Set task
Extract every line from the records below that contains the word "arrow".

:: Material for this task ::

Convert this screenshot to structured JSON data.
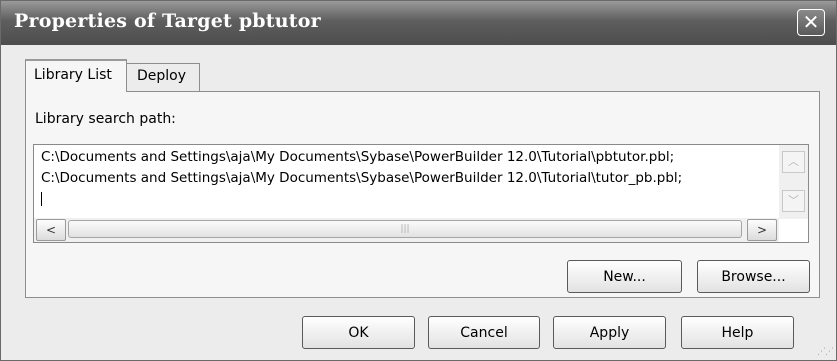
{
  "window": {
    "title": "Properties of Target pbtutor",
    "close_symbol": "✕"
  },
  "tabs": [
    {
      "label": "Library List",
      "active": true
    },
    {
      "label": "Deploy",
      "active": false
    }
  ],
  "library": {
    "label": "Library search path:",
    "lines": [
      "C:\\Documents and Settings\\aja\\My Documents\\Sybase\\PowerBuilder 12.0\\Tutorial\\pbtutor.pbl;",
      "C:\\Documents and Settings\\aja\\My Documents\\Sybase\\PowerBuilder 12.0\\Tutorial\\tutor_pb.pbl;"
    ]
  },
  "buttons": {
    "new": "New...",
    "browse": "Browse...",
    "ok": "OK",
    "cancel": "Cancel",
    "apply": "Apply",
    "help": "Help"
  },
  "icons": {
    "scroll_up": "scroll-up-arrow",
    "scroll_down": "scroll-down-arrow",
    "scroll_left": "scroll-left-arrow",
    "scroll_right": "scroll-right-arrow"
  }
}
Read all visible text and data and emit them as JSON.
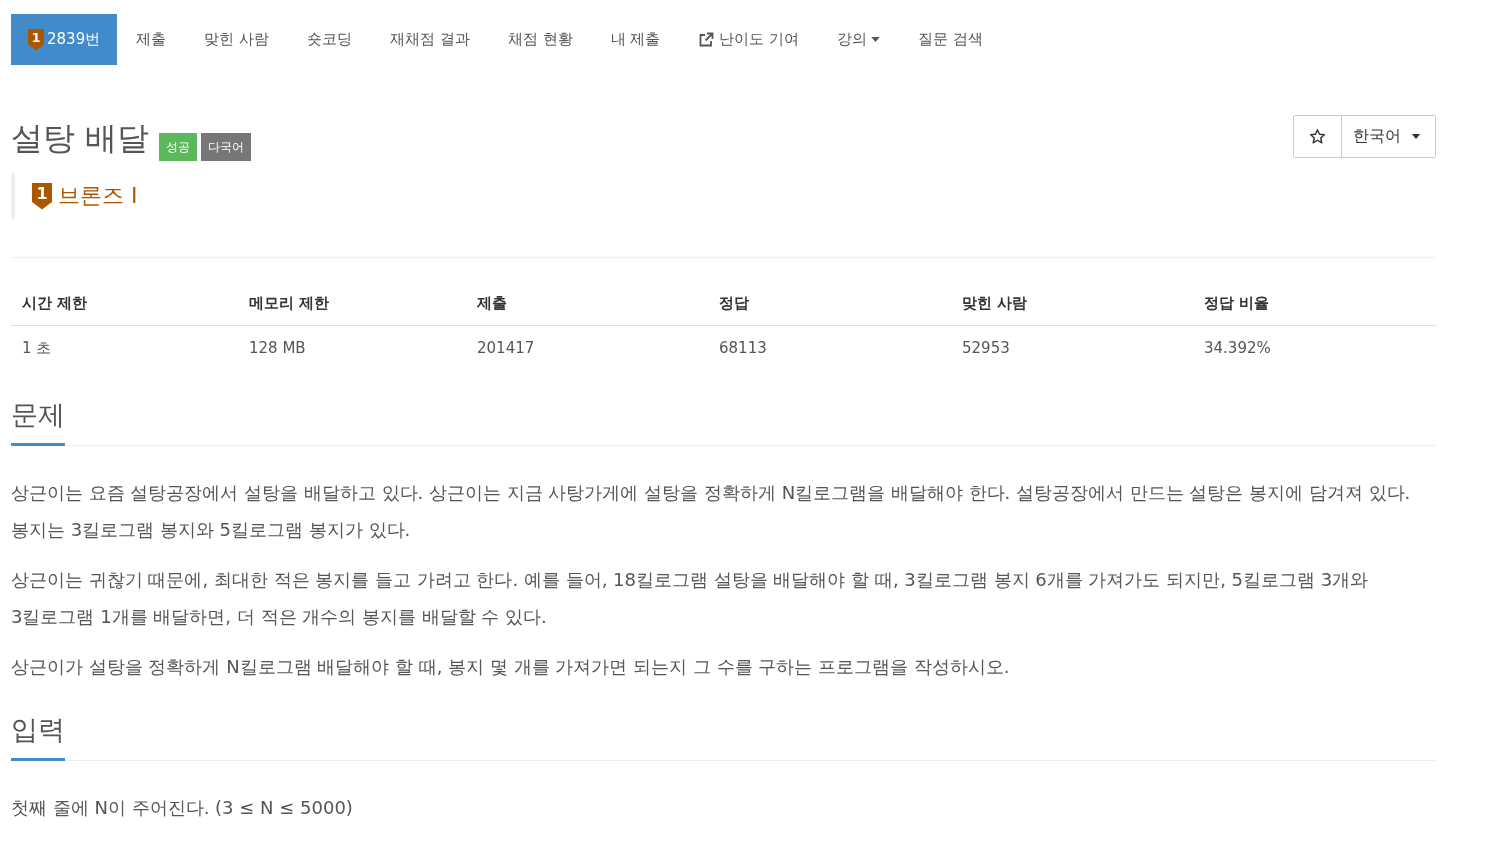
{
  "nav_tabs": [
    {
      "label": "2839번",
      "badge": "1",
      "kind": "link",
      "selected": true
    },
    {
      "label": "제출",
      "kind": "link",
      "selected": false
    },
    {
      "label": "맞힌 사람",
      "kind": "link",
      "selected": false
    },
    {
      "label": "숏코딩",
      "kind": "link",
      "selected": false
    },
    {
      "label": "재채점 결과",
      "kind": "link",
      "selected": false
    },
    {
      "label": "채점 현황",
      "kind": "link",
      "selected": false
    },
    {
      "label": "내 제출",
      "kind": "link",
      "selected": false
    },
    {
      "label": "난이도 기여",
      "kind": "external",
      "selected": false
    },
    {
      "label": "강의",
      "kind": "dropdown",
      "selected": false
    },
    {
      "label": "질문 검색",
      "kind": "link",
      "selected": false
    }
  ],
  "problem": {
    "title": "설탕 배달",
    "labels": [
      {
        "text": "성공",
        "color": "#5cb85c"
      },
      {
        "text": "다국어",
        "color": "#777777"
      }
    ],
    "tier": {
      "badge": "1",
      "name": "브론즈 I"
    },
    "language": "한국어"
  },
  "stats": {
    "columns": [
      "시간 제한",
      "메모리 제한",
      "제출",
      "정답",
      "맞힌 사람",
      "정답 비율"
    ],
    "rows": [
      [
        "1 초",
        "128 MB",
        "201417",
        "68113",
        "52953",
        "34.392%"
      ]
    ]
  },
  "sections": [
    {
      "title": "문제",
      "paragraphs": [
        "상근이는 요즘 설탕공장에서 설탕을 배달하고 있다. 상근이는 지금 사탕가게에 설탕을 정확하게 N킬로그램을 배달해야 한다. 설탕공장에서 만드는 설탕은 봉지에 담겨져 있다. 봉지는 3킬로그램 봉지와 5킬로그램 봉지가 있다.",
        "상근이는 귀찮기 때문에, 최대한 적은 봉지를 들고 가려고 한다. 예를 들어, 18킬로그램 설탕을 배달해야 할 때, 3킬로그램 봉지 6개를 가져가도 되지만, 5킬로그램 3개와 3킬로그램 1개를 배달하면, 더 적은 개수의 봉지를 배달할 수 있다.",
        "상근이가 설탕을 정확하게 N킬로그램 배달해야 할 때, 봉지 몇 개를 가져가면 되는지 그 수를 구하는 프로그램을 작성하시오."
      ]
    },
    {
      "title": "입력",
      "paragraphs": [
        "첫째 줄에 N이 주어진다. (3 ≤ N ≤ 5000)"
      ]
    }
  ]
}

:::

Task solution
    "scroll_up": "scroll-up-arrow",
    "scroll_down": "scroll-down-arrow",
    "scroll_left": "scroll-left-arrow",
    "scroll_right": "scroll-right-arrow"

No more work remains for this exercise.